» Supplied information:
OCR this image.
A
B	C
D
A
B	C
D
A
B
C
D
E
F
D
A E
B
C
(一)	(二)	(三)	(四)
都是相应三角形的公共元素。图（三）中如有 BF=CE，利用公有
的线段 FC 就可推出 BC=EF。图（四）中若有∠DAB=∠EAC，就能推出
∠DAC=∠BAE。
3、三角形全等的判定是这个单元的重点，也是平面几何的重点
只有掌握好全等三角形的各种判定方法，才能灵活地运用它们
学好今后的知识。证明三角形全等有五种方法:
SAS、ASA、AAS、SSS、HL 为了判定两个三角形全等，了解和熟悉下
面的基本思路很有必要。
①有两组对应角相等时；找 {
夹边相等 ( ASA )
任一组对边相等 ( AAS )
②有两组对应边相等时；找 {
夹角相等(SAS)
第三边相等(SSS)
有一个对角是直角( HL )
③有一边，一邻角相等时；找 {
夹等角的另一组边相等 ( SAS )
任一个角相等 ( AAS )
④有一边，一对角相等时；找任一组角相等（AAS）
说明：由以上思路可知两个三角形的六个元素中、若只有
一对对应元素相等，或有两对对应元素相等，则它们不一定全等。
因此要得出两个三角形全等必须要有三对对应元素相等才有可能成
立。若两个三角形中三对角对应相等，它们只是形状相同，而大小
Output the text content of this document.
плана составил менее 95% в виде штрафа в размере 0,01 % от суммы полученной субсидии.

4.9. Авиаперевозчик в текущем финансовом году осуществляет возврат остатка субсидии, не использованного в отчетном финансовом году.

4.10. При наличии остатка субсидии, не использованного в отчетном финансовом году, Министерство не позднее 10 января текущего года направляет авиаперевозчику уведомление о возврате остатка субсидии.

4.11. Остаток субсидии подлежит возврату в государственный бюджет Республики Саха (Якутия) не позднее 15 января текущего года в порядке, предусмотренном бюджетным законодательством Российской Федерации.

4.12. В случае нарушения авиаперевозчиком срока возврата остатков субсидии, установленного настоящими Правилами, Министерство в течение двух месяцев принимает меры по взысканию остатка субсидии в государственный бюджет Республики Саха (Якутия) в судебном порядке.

» Exercise requirements:
Search the lines above for the string "текущего", then show every one that has it.

» Output for this task:
4.10. При наличии остатка субсидии, не использованного в отчетном финансовом году, Министерство не позднее 10 января текущего года направляет авиаперевозчику уведомление о возврате остатка субсидии.
4.11. Остаток субсидии подлежит возврату в государственный бюджет Республики Саха (Якутия) не позднее 15 января текущего года в порядке, предусмотренном бюджетным законодательством Российской Федерации.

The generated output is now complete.